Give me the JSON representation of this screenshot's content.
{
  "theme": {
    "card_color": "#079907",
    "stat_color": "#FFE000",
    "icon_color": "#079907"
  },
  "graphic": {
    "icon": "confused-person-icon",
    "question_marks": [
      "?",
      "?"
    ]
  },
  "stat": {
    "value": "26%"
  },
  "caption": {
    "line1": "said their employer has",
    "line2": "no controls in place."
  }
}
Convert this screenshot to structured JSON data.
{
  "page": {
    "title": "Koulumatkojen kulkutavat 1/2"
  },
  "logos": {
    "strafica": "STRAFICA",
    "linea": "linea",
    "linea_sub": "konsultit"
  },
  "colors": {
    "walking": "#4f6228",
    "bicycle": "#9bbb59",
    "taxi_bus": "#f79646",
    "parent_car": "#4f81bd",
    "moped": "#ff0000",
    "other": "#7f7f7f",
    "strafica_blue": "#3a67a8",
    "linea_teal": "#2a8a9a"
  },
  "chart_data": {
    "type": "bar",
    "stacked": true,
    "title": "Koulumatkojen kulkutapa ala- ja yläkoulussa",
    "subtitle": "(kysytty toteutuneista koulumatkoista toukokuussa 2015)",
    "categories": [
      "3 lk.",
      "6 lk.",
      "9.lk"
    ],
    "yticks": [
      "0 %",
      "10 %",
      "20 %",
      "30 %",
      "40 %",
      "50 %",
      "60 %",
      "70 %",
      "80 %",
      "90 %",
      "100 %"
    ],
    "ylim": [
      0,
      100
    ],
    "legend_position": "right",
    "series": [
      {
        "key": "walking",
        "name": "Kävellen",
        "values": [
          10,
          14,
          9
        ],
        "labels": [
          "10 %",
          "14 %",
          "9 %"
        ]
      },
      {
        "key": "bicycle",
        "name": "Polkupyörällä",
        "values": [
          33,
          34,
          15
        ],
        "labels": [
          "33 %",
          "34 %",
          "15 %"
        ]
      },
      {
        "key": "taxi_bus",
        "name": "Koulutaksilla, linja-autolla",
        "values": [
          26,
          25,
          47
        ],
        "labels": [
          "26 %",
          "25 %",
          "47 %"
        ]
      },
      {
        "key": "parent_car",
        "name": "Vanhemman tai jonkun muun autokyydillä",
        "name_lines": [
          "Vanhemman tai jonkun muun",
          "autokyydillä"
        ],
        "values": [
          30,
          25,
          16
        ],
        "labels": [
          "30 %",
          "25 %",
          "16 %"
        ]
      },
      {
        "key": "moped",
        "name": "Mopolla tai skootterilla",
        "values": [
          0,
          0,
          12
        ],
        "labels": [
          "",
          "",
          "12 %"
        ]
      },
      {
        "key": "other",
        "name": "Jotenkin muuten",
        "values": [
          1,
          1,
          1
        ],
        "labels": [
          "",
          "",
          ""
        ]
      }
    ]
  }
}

• • • • • • •

## GOAL
Return every entry exactly as given.

## ANSWER IN FULL
Give me the JSON representation of this screenshot's content.
{
  "theme": {
    "card_color": "#079907",
    "stat_color": "#FFE000",
    "icon_color": "#079907"
  },
  "graphic": {
    "icon": "confused-person-icon",
    "question_marks": [
      "?",
      "?"
    ]
  },
  "stat": {
    "value": "26%"
  },
  "caption": {
    "line1": "said their employer has",
    "line2": "no controls in place."
  }
}
Convert this screenshot to structured JSON data.
{
  "page": {
    "title": "Koulumatkojen kulkutavat 1/2"
  },
  "logos": {
    "strafica": "STRAFICA",
    "linea": "linea",
    "linea_sub": "konsultit"
  },
  "colors": {
    "walking": "#4f6228",
    "bicycle": "#9bbb59",
    "taxi_bus": "#f79646",
    "parent_car": "#4f81bd",
    "moped": "#ff0000",
    "other": "#7f7f7f",
    "strafica_blue": "#3a67a8",
    "linea_teal": "#2a8a9a"
  },
  "chart_data": {
    "type": "bar",
    "stacked": true,
    "title": "Koulumatkojen kulkutapa ala- ja yläkoulussa",
    "subtitle": "(kysytty toteutuneista koulumatkoista toukokuussa 2015)",
    "categories": [
      "3 lk.",
      "6 lk.",
      "9.lk"
    ],
    "yticks": [
      "0 %",
      "10 %",
      "20 %",
      "30 %",
      "40 %",
      "50 %",
      "60 %",
      "70 %",
      "80 %",
      "90 %",
      "100 %"
    ],
    "ylim": [
      0,
      100
    ],
    "legend_position": "right",
    "series": [
      {
        "key": "walking",
        "name": "Kävellen",
        "values": [
          10,
          14,
          9
        ],
        "labels": [
          "10 %",
          "14 %",
          "9 %"
        ]
      },
      {
        "key": "bicycle",
        "name": "Polkupyörällä",
        "values": [
          33,
          34,
          15
        ],
        "labels": [
          "33 %",
          "34 %",
          "15 %"
        ]
      },
      {
        "key": "taxi_bus",
        "name": "Koulutaksilla, linja-autolla",
        "values": [
          26,
          25,
          47
        ],
        "labels": [
          "26 %",
          "25 %",
          "47 %"
        ]
      },
      {
        "key": "parent_car",
        "name": "Vanhemman tai jonkun muun autokyydillä",
        "name_lines": [
          "Vanhemman tai jonkun muun",
          "autokyydillä"
        ],
        "values": [
          30,
          25,
          16
        ],
        "labels": [
          "30 %",
          "25 %",
          "16 %"
        ]
      },
      {
        "key": "moped",
        "name": "Mopolla tai skootterilla",
        "values": [
          0,
          0,
          12
        ],
        "labels": [
          "",
          "",
          "12 %"
        ]
      },
      {
        "key": "other",
        "name": "Jotenkin muuten",
        "values": [
          1,
          1,
          1
        ],
        "labels": [
          "",
          "",
          ""
        ]
      }
    ]
  }
}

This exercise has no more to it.